:: What this task involves ::
Return the whole listing, line for line, without the pictures in it.

(Rows from a figure dataset)
-----

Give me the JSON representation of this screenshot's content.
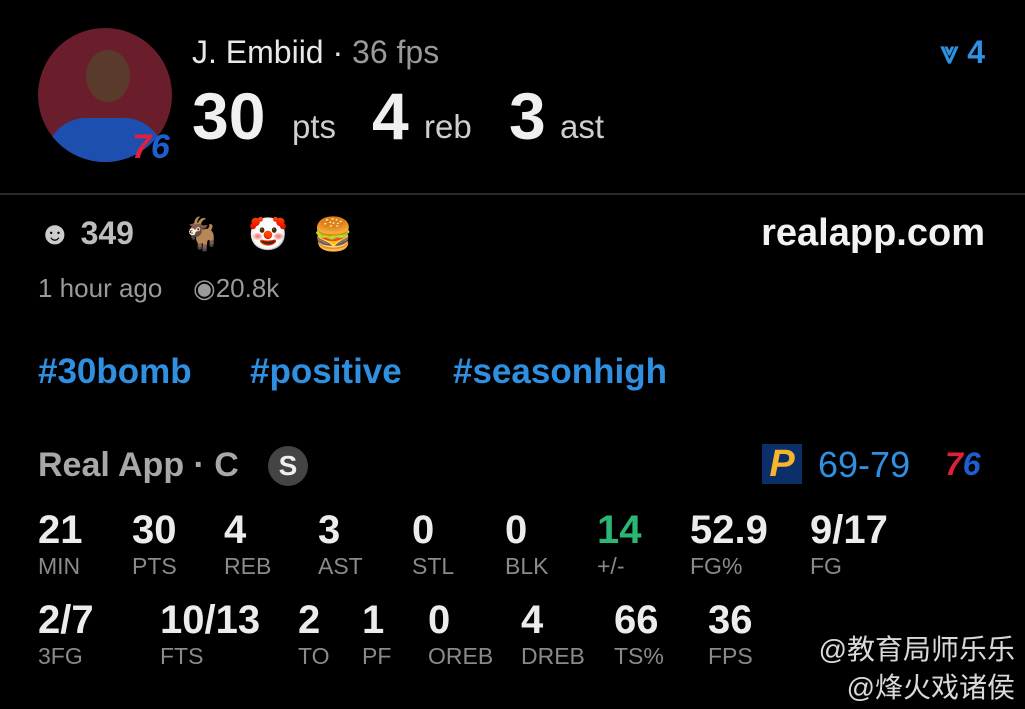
{
  "player": {
    "name": "J. Embiid",
    "fps": "36 fps",
    "team_logo": "76",
    "avatar": "player-headshot"
  },
  "headline": [
    {
      "value": "30",
      "unit": "pts"
    },
    {
      "value": "4",
      "unit": "reb"
    },
    {
      "value": "3",
      "unit": "ast"
    }
  ],
  "rank": {
    "icon": "rank-arrow-icon",
    "value": "4"
  },
  "reactions": {
    "smiley_count": "349",
    "emojis": [
      "🐐",
      "🤡",
      "🍔"
    ]
  },
  "site": "realapp.com",
  "meta": {
    "time": "1 hour ago",
    "views": "20.8k"
  },
  "hashtags": [
    "#30bomb",
    "#positive",
    "#seasonhigh"
  ],
  "source": {
    "label": "Real App · C",
    "badge": "S"
  },
  "game": {
    "home_logo": "P",
    "score_a": "69",
    "score_b": "79",
    "away_logo": "76"
  },
  "stats_row1": [
    {
      "v": "21",
      "l": "MIN"
    },
    {
      "v": "30",
      "l": "PTS"
    },
    {
      "v": "4",
      "l": "REB"
    },
    {
      "v": "3",
      "l": "AST"
    },
    {
      "v": "0",
      "l": "STL"
    },
    {
      "v": "0",
      "l": "BLK"
    },
    {
      "v": "14",
      "l": "+/-"
    },
    {
      "v": "52.9",
      "l": "FG%"
    },
    {
      "v": "9/17",
      "l": "FG"
    }
  ],
  "stats_row2": [
    {
      "v": "2/7",
      "l": "3FG"
    },
    {
      "v": "10/13",
      "l": "FTS"
    },
    {
      "v": "2",
      "l": "TO"
    },
    {
      "v": "1",
      "l": "PF"
    },
    {
      "v": "0",
      "l": "OREB"
    },
    {
      "v": "4",
      "l": "DREB"
    },
    {
      "v": "66",
      "l": "TS%"
    },
    {
      "v": "36",
      "l": "FPS"
    }
  ],
  "colors": {
    "accent": "#2f8fe0",
    "positive": "#2bb673",
    "bg": "#000000"
  },
  "watermark": [
    "@教育局师乐乐",
    "@烽火戏诸侯"
  ]
}
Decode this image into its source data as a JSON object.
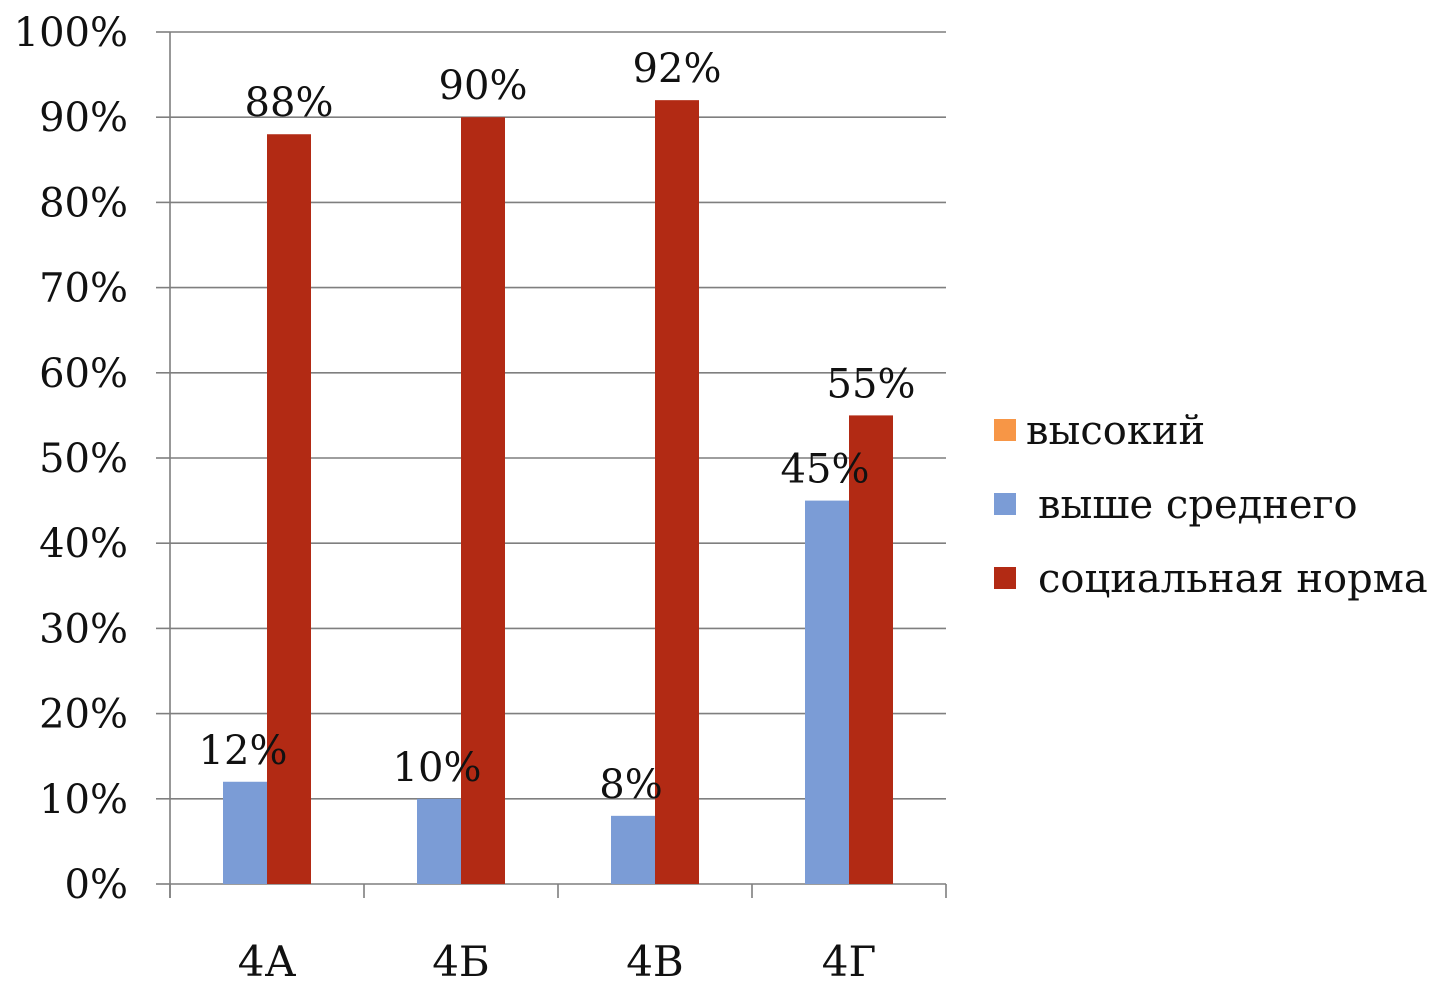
{
  "chart_data": {
    "type": "bar",
    "categories": [
      "4А",
      "4Б",
      "4В",
      "4Г"
    ],
    "series": [
      {
        "name": "высокий",
        "values": [
          0,
          0,
          0,
          0
        ],
        "color": "#f79646"
      },
      {
        "name": "выше среднего",
        "values": [
          12,
          10,
          8,
          45
        ],
        "color": "#7b9cd6",
        "labels": [
          "12%",
          "10%",
          "8%",
          "45%"
        ]
      },
      {
        "name": "социальная норма",
        "values": [
          88,
          90,
          92,
          55
        ],
        "color": "#b22a14",
        "labels": [
          "88%",
          "90%",
          "92%",
          "55%"
        ]
      }
    ],
    "y_ticks": [
      "0%",
      "10%",
      "20%",
      "30%",
      "40%",
      "50%",
      "60%",
      "70%",
      "80%",
      "90%",
      "100%"
    ],
    "ylim": [
      0,
      100
    ],
    "grid": true,
    "legend_position": "right"
  }
}
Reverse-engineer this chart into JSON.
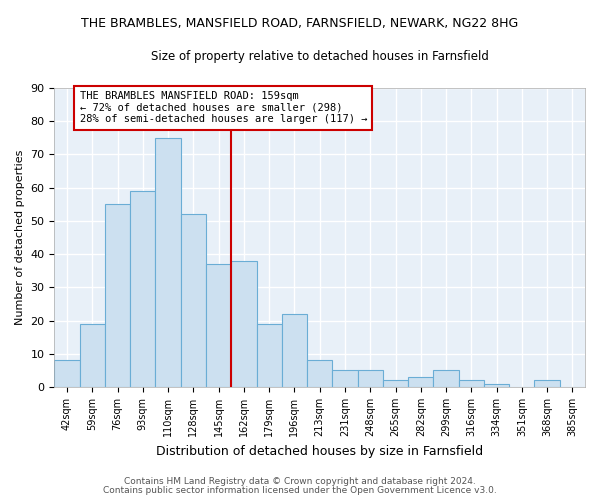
{
  "title": "THE BRAMBLES, MANSFIELD ROAD, FARNSFIELD, NEWARK, NG22 8HG",
  "subtitle": "Size of property relative to detached houses in Farnsfield",
  "xlabel": "Distribution of detached houses by size in Farnsfield",
  "ylabel": "Number of detached properties",
  "bin_labels": [
    "42sqm",
    "59sqm",
    "76sqm",
    "93sqm",
    "110sqm",
    "128sqm",
    "145sqm",
    "162sqm",
    "179sqm",
    "196sqm",
    "213sqm",
    "231sqm",
    "248sqm",
    "265sqm",
    "282sqm",
    "299sqm",
    "316sqm",
    "334sqm",
    "351sqm",
    "368sqm",
    "385sqm"
  ],
  "bar_heights": [
    8,
    19,
    55,
    59,
    75,
    52,
    37,
    38,
    19,
    22,
    8,
    5,
    5,
    2,
    3,
    5,
    2,
    1,
    0,
    2,
    0
  ],
  "bar_color": "#cce0f0",
  "bar_edge_color": "#6aadd5",
  "annotation_line_color": "#cc0000",
  "annotation_box_text": "THE BRAMBLES MANSFIELD ROAD: 159sqm\n← 72% of detached houses are smaller (298)\n28% of semi-detached houses are larger (117) →",
  "annotation_box_edge_color": "#cc0000",
  "ylim": [
    0,
    90
  ],
  "yticks": [
    0,
    10,
    20,
    30,
    40,
    50,
    60,
    70,
    80,
    90
  ],
  "footer_line1": "Contains HM Land Registry data © Crown copyright and database right 2024.",
  "footer_line2": "Contains public sector information licensed under the Open Government Licence v3.0.",
  "bg_color": "#ffffff",
  "plot_bg_color": "#e8f0f8",
  "grid_color": "#ffffff",
  "title_fontsize": 9,
  "subtitle_fontsize": 8.5,
  "annotation_fontsize": 7.5,
  "ylabel_fontsize": 8,
  "xlabel_fontsize": 9,
  "tick_fontsize": 7,
  "ytick_fontsize": 8,
  "footer_fontsize": 6.5,
  "line_x_index": 7
}
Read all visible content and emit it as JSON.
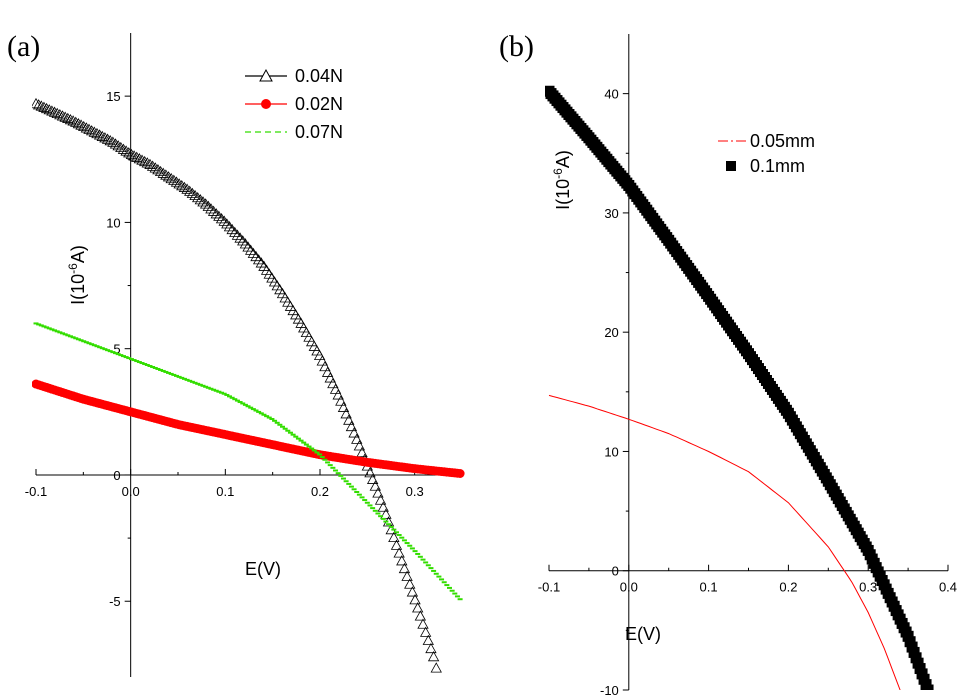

-----

:: Task response ::
Give me the JSON representation of this screenshot's content.
{
  "player": {
    "name": "J. Embiid",
    "fps": "36 fps",
    "team_logo": "76",
    "avatar": "player-headshot"
  },
  "headline": [
    {
      "value": "30",
      "unit": "pts"
    },
    {
      "value": "4",
      "unit": "reb"
    },
    {
      "value": "3",
      "unit": "ast"
    }
  ],
  "rank": {
    "icon": "rank-arrow-icon",
    "value": "4"
  },
  "reactions": {
    "smiley_count": "349",
    "emojis": [
      "🐐",
      "🤡",
      "🍔"
    ]
  },
  "site": "realapp.com",
  "meta": {
    "time": "1 hour ago",
    "views": "20.8k"
  },
  "hashtags": [
    "#30bomb",
    "#positive",
    "#seasonhigh"
  ],
  "source": {
    "label": "Real App · C",
    "badge": "S"
  },
  "game": {
    "home_logo": "P",
    "score_a": "69",
    "score_b": "79",
    "away_logo": "76"
  },
  "stats_row1": [
    {
      "v": "21",
      "l": "MIN"
    },
    {
      "v": "30",
      "l": "PTS"
    },
    {
      "v": "4",
      "l": "REB"
    },
    {
      "v": "3",
      "l": "AST"
    },
    {
      "v": "0",
      "l": "STL"
    },
    {
      "v": "0",
      "l": "BLK"
    },
    {
      "v": "14",
      "l": "+/-"
    },
    {
      "v": "52.9",
      "l": "FG%"
    },
    {
      "v": "9/17",
      "l": "FG"
    }
  ],
  "stats_row2": [
    {
      "v": "2/7",
      "l": "3FG"
    },
    {
      "v": "10/13",
      "l": "FTS"
    },
    {
      "v": "2",
      "l": "TO"
    },
    {
      "v": "1",
      "l": "PF"
    },
    {
      "v": "0",
      "l": "OREB"
    },
    {
      "v": "4",
      "l": "DREB"
    },
    {
      "v": "66",
      "l": "TS%"
    },
    {
      "v": "36",
      "l": "FPS"
    }
  ],
  "colors": {
    "accent": "#2f8fe0",
    "positive": "#2bb673",
    "bg": "#000000"
  },
  "watermark": [
    "@教育局师乐乐",
    "@烽火戏诸侯"
  ]
}
Decode this image into its source data as a JSON object.
{
  "chart_data": {
    "type": "bar",
    "categories": [
      "4А",
      "4Б",
      "4В",
      "4Г"
    ],
    "series": [
      {
        "name": "высокий",
        "values": [
          0,
          0,
          0,
          0
        ],
        "color": "#f79646"
      },
      {
        "name": "выше среднего",
        "values": [
          12,
          10,
          8,
          45
        ],
        "color": "#7b9cd6",
        "labels": [
          "12%",
          "10%",
          "8%",
          "45%"
        ]
      },
      {
        "name": "социальная норма",
        "values": [
          88,
          90,
          92,
          55
        ],
        "color": "#b22a14",
        "labels": [
          "88%",
          "90%",
          "92%",
          "55%"
        ]
      }
    ],
    "y_ticks": [
      "0%",
      "10%",
      "20%",
      "30%",
      "40%",
      "50%",
      "60%",
      "70%",
      "80%",
      "90%",
      "100%"
    ],
    "ylim": [
      0,
      100
    ],
    "grid": true,
    "legend_position": "right"
  }
}
Reverse-engineer this chart into JSON.
{
  "title": "THE BRAMBLES, MANSFIELD ROAD, FARNSFIELD, NEWARK, NG22 8HG",
  "subtitle": "Size of property relative to detached houses in Farnsfield",
  "xlabel": "Distribution of detached houses by size in Farnsfield",
  "ylabel": "Number of detached properties",
  "bin_labels": [
    "42sqm",
    "59sqm",
    "76sqm",
    "93sqm",
    "110sqm",
    "128sqm",
    "145sqm",
    "162sqm",
    "179sqm",
    "196sqm",
    "213sqm",
    "231sqm",
    "248sqm",
    "265sqm",
    "282sqm",
    "299sqm",
    "316sqm",
    "334sqm",
    "351sqm",
    "368sqm",
    "385sqm"
  ],
  "bar_heights": [
    8,
    19,
    55,
    59,
    75,
    52,
    37,
    38,
    19,
    22,
    8,
    5,
    5,
    2,
    3,
    5,
    2,
    1,
    0,
    2,
    0
  ],
  "bar_color": "#cce0f0",
  "bar_edge_color": "#6aadd5",
  "annotation_line_color": "#cc0000",
  "annotation_box_text": "THE BRAMBLES MANSFIELD ROAD: 159sqm\n← 72% of detached houses are smaller (298)\n28% of semi-detached houses are larger (117) →",
  "annotation_box_edge_color": "#cc0000",
  "ylim": [
    0,
    90
  ],
  "yticks": [
    0,
    10,
    20,
    30,
    40,
    50,
    60,
    70,
    80,
    90
  ],
  "footer_line1": "Contains HM Land Registry data © Crown copyright and database right 2024.",
  "footer_line2": "Contains public sector information licensed under the Open Government Licence v3.0.",
  "bg_color": "#ffffff",
  "plot_bg_color": "#e8f0f8",
  "grid_color": "#ffffff",
  "title_fontsize": 9,
  "subtitle_fontsize": 8.5,
  "annotation_fontsize": 7.5,
  "ylabel_fontsize": 8,
  "xlabel_fontsize": 9,
  "tick_fontsize": 7,
  "ytick_fontsize": 8,
  "footer_fontsize": 6.5,
  "line_x_index": 7
}
Read all visible content and emit it as JSON.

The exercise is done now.